═════ Excerpted records

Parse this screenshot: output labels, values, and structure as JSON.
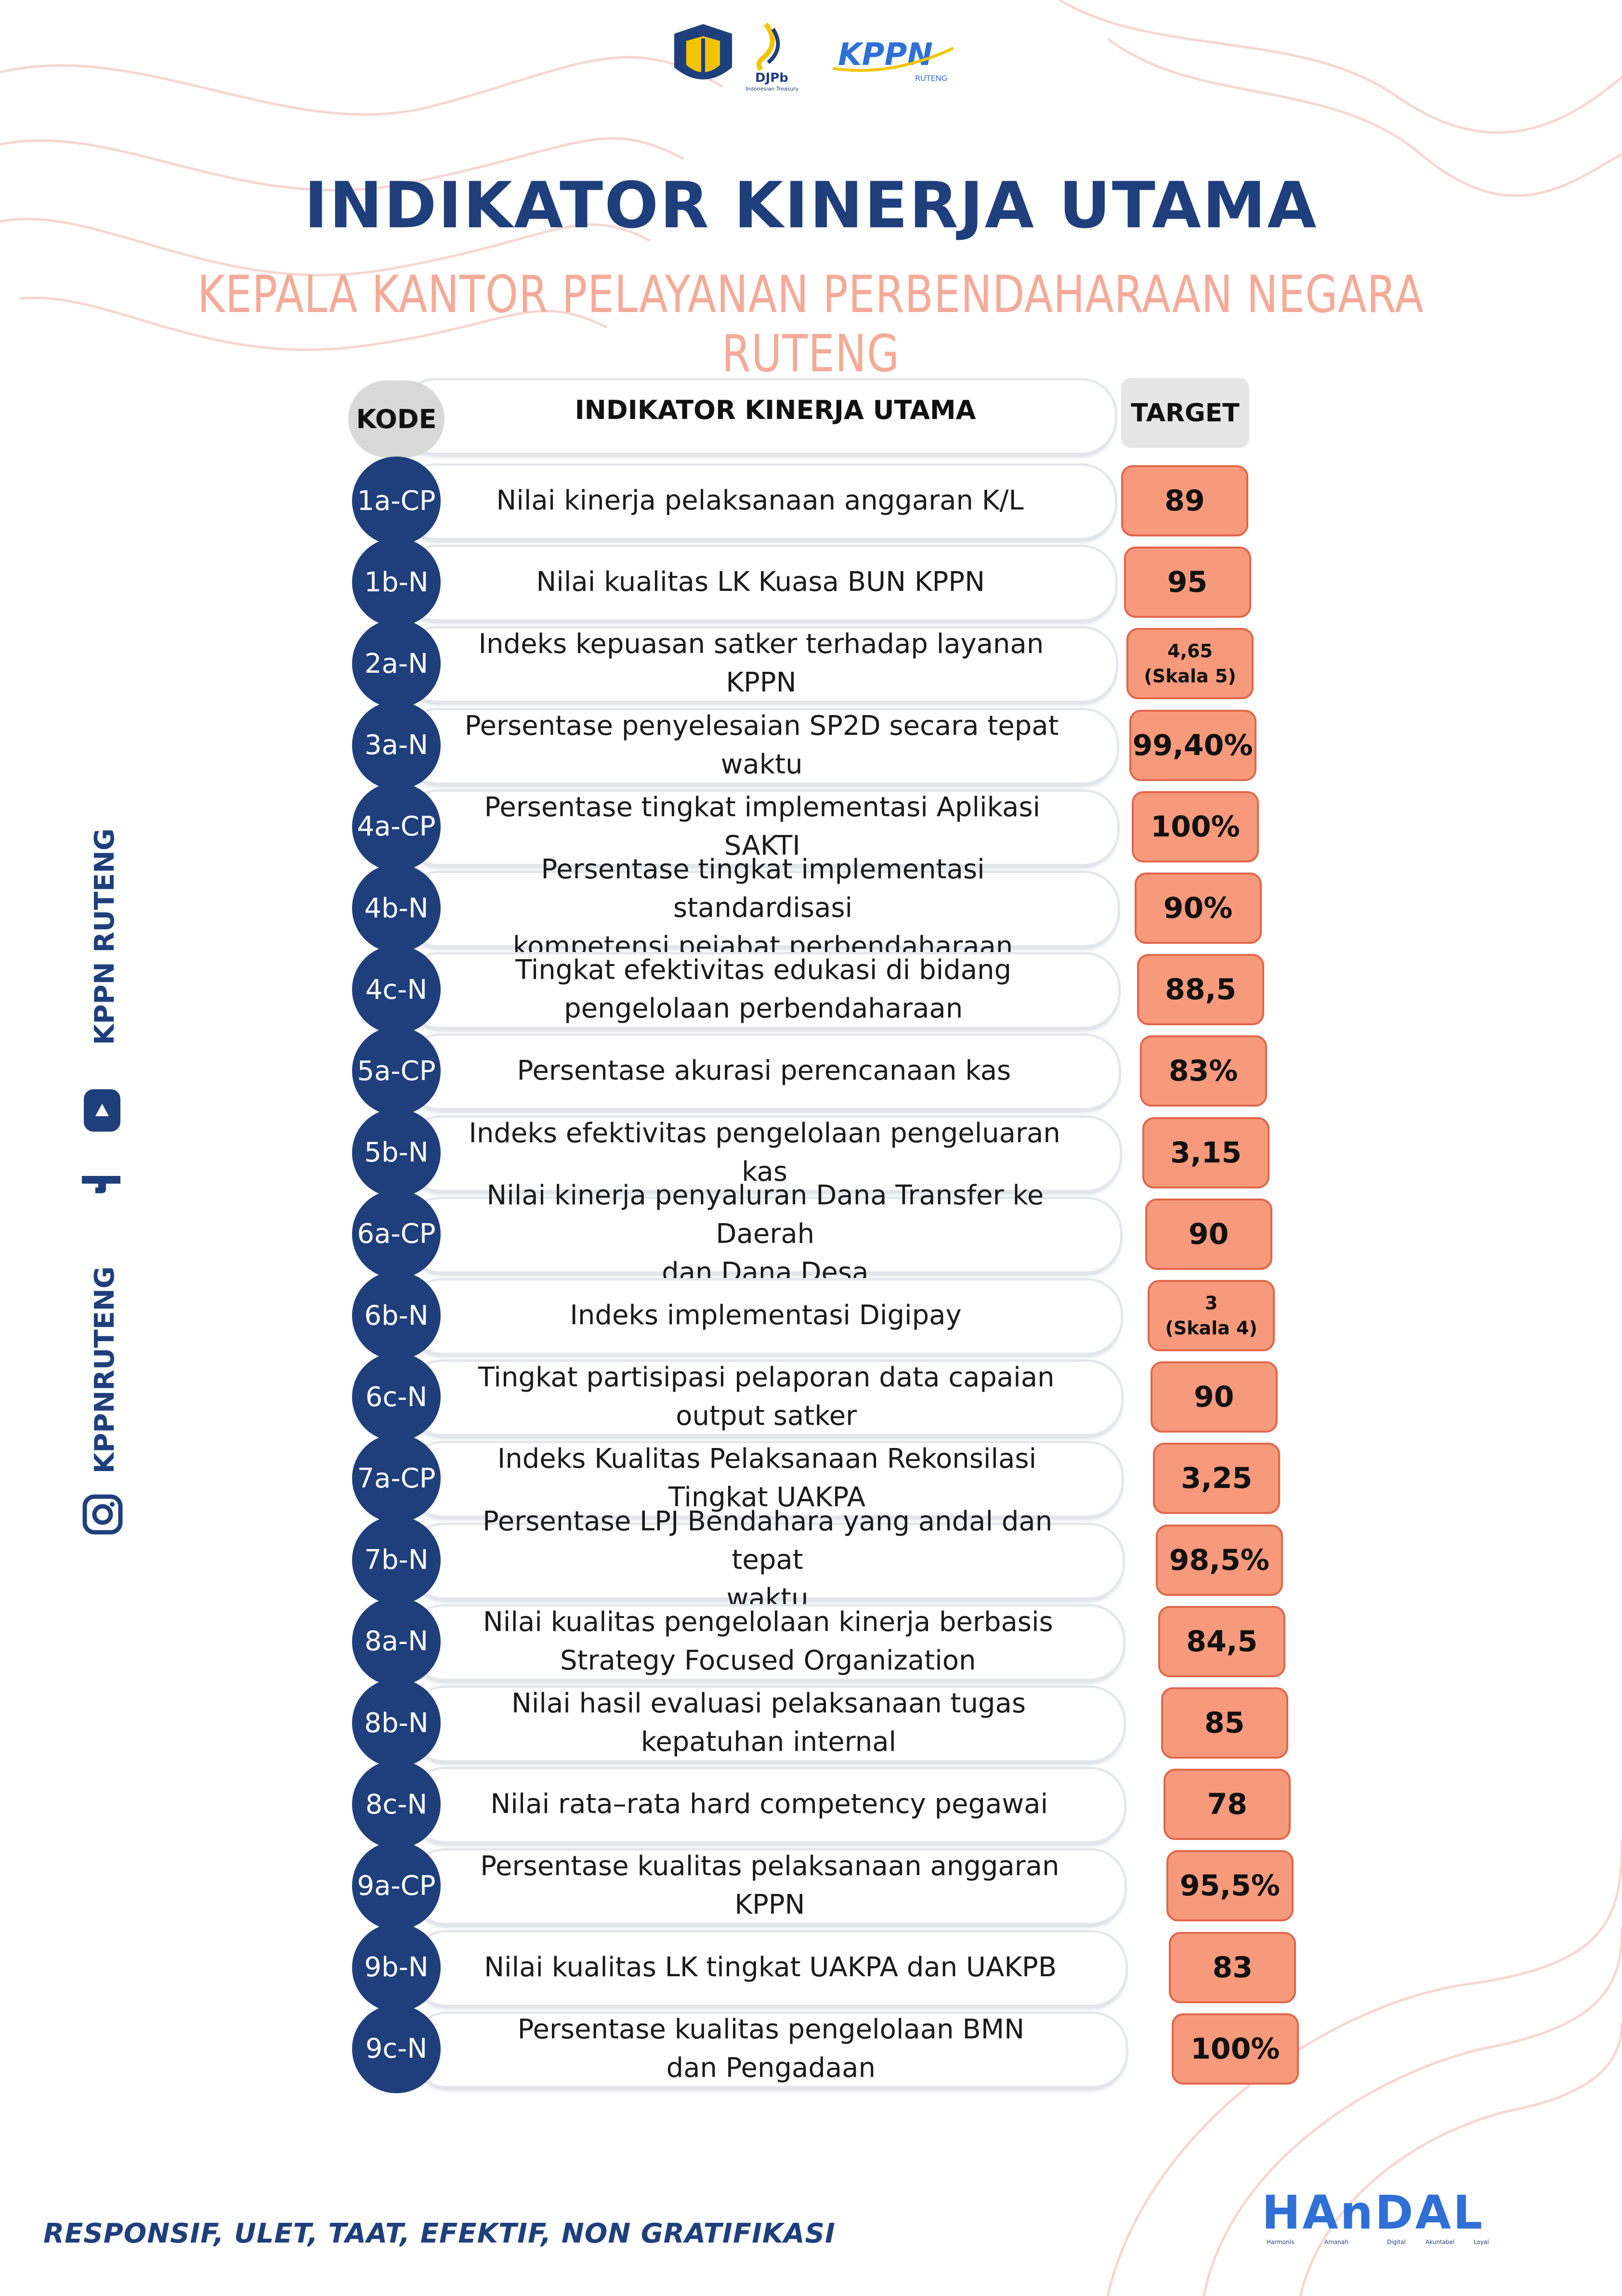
{
  "header": {
    "djpb_label": "DJPb",
    "djpb_sub": "Indonesian Treasury",
    "kppn_label": "KPPN",
    "kppn_sub": "RUTENG",
    "title": "INDIKATOR KINERJA UTAMA",
    "subtitle": "KEPALA KANTOR PELAYANAN PERBENDAHARAAN NEGARA RUTENG"
  },
  "table": {
    "col_kode": "KODE",
    "col_indikator": "INDIKATOR KINERJA UTAMA",
    "col_target": "TARGET",
    "rows": [
      {
        "kode": "1a-CP",
        "indikator": [
          "Nilai kinerja pelaksanaan anggaran K/L"
        ],
        "target": [
          "89"
        ]
      },
      {
        "kode": "1b-N",
        "indikator": [
          "Nilai kualitas LK Kuasa BUN KPPN"
        ],
        "target": [
          "95"
        ]
      },
      {
        "kode": "2a-N",
        "indikator": [
          "Indeks kepuasan satker terhadap layanan KPPN"
        ],
        "target": [
          "4,65",
          "(Skala 5)"
        ]
      },
      {
        "kode": "3a-N",
        "indikator": [
          "Persentase penyelesaian SP2D secara tepat waktu"
        ],
        "target": [
          "99,40%"
        ]
      },
      {
        "kode": "4a-CP",
        "indikator": [
          "Persentase tingkat implementasi Aplikasi SAKTI"
        ],
        "target": [
          "100%"
        ]
      },
      {
        "kode": "4b-N",
        "indikator": [
          "Persentase tingkat implementasi standardisasi",
          "kompetensi pejabat perbendaharaan"
        ],
        "target": [
          "90%"
        ]
      },
      {
        "kode": "4c-N",
        "indikator": [
          "Tingkat efektivitas edukasi di bidang",
          "pengelolaan perbendaharaan"
        ],
        "target": [
          "88,5"
        ]
      },
      {
        "kode": "5a-CP",
        "indikator": [
          "Persentase akurasi perencanaan kas"
        ],
        "target": [
          "83%"
        ]
      },
      {
        "kode": "5b-N",
        "indikator": [
          "Indeks efektivitas pengelolaan pengeluaran",
          "kas"
        ],
        "target": [
          "3,15"
        ]
      },
      {
        "kode": "6a-CP",
        "indikator": [
          "Nilai kinerja penyaluran Dana Transfer ke Daerah",
          "dan Dana Desa"
        ],
        "target": [
          "90"
        ]
      },
      {
        "kode": "6b-N",
        "indikator": [
          "Indeks implementasi Digipay"
        ],
        "target": [
          "3",
          "(Skala 4)"
        ]
      },
      {
        "kode": "6c-N",
        "indikator": [
          "Tingkat partisipasi pelaporan data capaian",
          "output satker"
        ],
        "target": [
          "90"
        ]
      },
      {
        "kode": "7a-CP",
        "indikator": [
          "Indeks Kualitas Pelaksanaan Rekonsilasi",
          "Tingkat UAKPA"
        ],
        "target": [
          "3,25"
        ]
      },
      {
        "kode": "7b-N",
        "indikator": [
          "Persentase LPJ Bendahara yang andal dan tepat",
          "waktu"
        ],
        "target": [
          "98,5%"
        ]
      },
      {
        "kode": "8a-N",
        "indikator": [
          "Nilai kualitas pengelolaan kinerja berbasis",
          "Strategy Focused Organization"
        ],
        "target": [
          "84,5"
        ]
      },
      {
        "kode": "8b-N",
        "indikator": [
          "Nilai hasil evaluasi pelaksanaan tugas",
          "kepatuhan internal"
        ],
        "target": [
          "85"
        ]
      },
      {
        "kode": "8c-N",
        "indikator": [
          "Nilai rata–rata hard competency pegawai"
        ],
        "target": [
          "78"
        ]
      },
      {
        "kode": "9a-CP",
        "indikator": [
          "Persentase kualitas pelaksanaan anggaran",
          "KPPN"
        ],
        "target": [
          "95,5%"
        ]
      },
      {
        "kode": "9b-N",
        "indikator": [
          "Nilai kualitas LK tingkat UAKPA dan UAKPB"
        ],
        "target": [
          "83"
        ]
      },
      {
        "kode": "9c-N",
        "indikator": [
          "Persentase kualitas pengelolaan BMN",
          "dan Pengadaan"
        ],
        "target": [
          "100%"
        ]
      }
    ]
  },
  "sidebar": {
    "top_handle": "KPPN RUTENG",
    "bottom_handle": "KPPNRUTENG",
    "icons": [
      "youtube-icon",
      "facebook-icon",
      "instagram-icon"
    ]
  },
  "footer": {
    "values": "RESPONSIF, ULET, TAAT, EFEKTIF, NON GRATIFIKASI",
    "handal_logo": "HAnDAL",
    "handal_words": [
      "Harmonis",
      "Amanah",
      "Digital",
      "Akuntabel",
      "Loyal"
    ]
  },
  "colors": {
    "navy": "#1e3f7c",
    "salmon": "#f79a7b",
    "salmon_border": "#e0664a",
    "subtitle_pink": "#f4aa98",
    "kppn_blue": "#2f6fd6",
    "kppn_yellow": "#f2c500"
  }
}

══════════

▶ _Instructions for the task_: Leave out all images, then reproduce the entries above exactly.

▶ _Result below_:
Parse this screenshot: output labels, values, and structure as JSON.
{
  "header": {
    "djpb_label": "DJPb",
    "djpb_sub": "Indonesian Treasury",
    "kppn_label": "KPPN",
    "kppn_sub": "RUTENG",
    "title": "INDIKATOR KINERJA UTAMA",
    "subtitle": "KEPALA KANTOR PELAYANAN PERBENDAHARAAN NEGARA RUTENG"
  },
  "table": {
    "col_kode": "KODE",
    "col_indikator": "INDIKATOR KINERJA UTAMA",
    "col_target": "TARGET",
    "rows": [
      {
        "kode": "1a-CP",
        "indikator": [
          "Nilai kinerja pelaksanaan anggaran K/L"
        ],
        "target": [
          "89"
        ]
      },
      {
        "kode": "1b-N",
        "indikator": [
          "Nilai kualitas LK Kuasa BUN KPPN"
        ],
        "target": [
          "95"
        ]
      },
      {
        "kode": "2a-N",
        "indikator": [
          "Indeks kepuasan satker terhadap layanan KPPN"
        ],
        "target": [
          "4,65",
          "(Skala 5)"
        ]
      },
      {
        "kode": "3a-N",
        "indikator": [
          "Persentase penyelesaian SP2D secara tepat waktu"
        ],
        "target": [
          "99,40%"
        ]
      },
      {
        "kode": "4a-CP",
        "indikator": [
          "Persentase tingkat implementasi Aplikasi SAKTI"
        ],
        "target": [
          "100%"
        ]
      },
      {
        "kode": "4b-N",
        "indikator": [
          "Persentase tingkat implementasi standardisasi",
          "kompetensi pejabat perbendaharaan"
        ],
        "target": [
          "90%"
        ]
      },
      {
        "kode": "4c-N",
        "indikator": [
          "Tingkat efektivitas edukasi di bidang",
          "pengelolaan perbendaharaan"
        ],
        "target": [
          "88,5"
        ]
      },
      {
        "kode": "5a-CP",
        "indikator": [
          "Persentase akurasi perencanaan kas"
        ],
        "target": [
          "83%"
        ]
      },
      {
        "kode": "5b-N",
        "indikator": [
          "Indeks efektivitas pengelolaan pengeluaran",
          "kas"
        ],
        "target": [
          "3,15"
        ]
      },
      {
        "kode": "6a-CP",
        "indikator": [
          "Nilai kinerja penyaluran Dana Transfer ke Daerah",
          "dan Dana Desa"
        ],
        "target": [
          "90"
        ]
      },
      {
        "kode": "6b-N",
        "indikator": [
          "Indeks implementasi Digipay"
        ],
        "target": [
          "3",
          "(Skala 4)"
        ]
      },
      {
        "kode": "6c-N",
        "indikator": [
          "Tingkat partisipasi pelaporan data capaian",
          "output satker"
        ],
        "target": [
          "90"
        ]
      },
      {
        "kode": "7a-CP",
        "indikator": [
          "Indeks Kualitas Pelaksanaan Rekonsilasi",
          "Tingkat UAKPA"
        ],
        "target": [
          "3,25"
        ]
      },
      {
        "kode": "7b-N",
        "indikator": [
          "Persentase LPJ Bendahara yang andal dan tepat",
          "waktu"
        ],
        "target": [
          "98,5%"
        ]
      },
      {
        "kode": "8a-N",
        "indikator": [
          "Nilai kualitas pengelolaan kinerja berbasis",
          "Strategy Focused Organization"
        ],
        "target": [
          "84,5"
        ]
      },
      {
        "kode": "8b-N",
        "indikator": [
          "Nilai hasil evaluasi pelaksanaan tugas",
          "kepatuhan internal"
        ],
        "target": [
          "85"
        ]
      },
      {
        "kode": "8c-N",
        "indikator": [
          "Nilai rata–rata hard competency pegawai"
        ],
        "target": [
          "78"
        ]
      },
      {
        "kode": "9a-CP",
        "indikator": [
          "Persentase kualitas pelaksanaan anggaran",
          "KPPN"
        ],
        "target": [
          "95,5%"
        ]
      },
      {
        "kode": "9b-N",
        "indikator": [
          "Nilai kualitas LK tingkat UAKPA dan UAKPB"
        ],
        "target": [
          "83"
        ]
      },
      {
        "kode": "9c-N",
        "indikator": [
          "Persentase kualitas pengelolaan BMN",
          "dan Pengadaan"
        ],
        "target": [
          "100%"
        ]
      }
    ]
  },
  "sidebar": {
    "top_handle": "KPPN RUTENG",
    "bottom_handle": "KPPNRUTENG",
    "icons": [
      "youtube-icon",
      "facebook-icon",
      "instagram-icon"
    ]
  },
  "footer": {
    "values": "RESPONSIF, ULET, TAAT, EFEKTIF, NON GRATIFIKASI",
    "handal_logo": "HAnDAL",
    "handal_words": [
      "Harmonis",
      "Amanah",
      "Digital",
      "Akuntabel",
      "Loyal"
    ]
  },
  "colors": {
    "navy": "#1e3f7c",
    "salmon": "#f79a7b",
    "salmon_border": "#e0664a",
    "subtitle_pink": "#f4aa98",
    "kppn_blue": "#2f6fd6",
    "kppn_yellow": "#f2c500"
  }
}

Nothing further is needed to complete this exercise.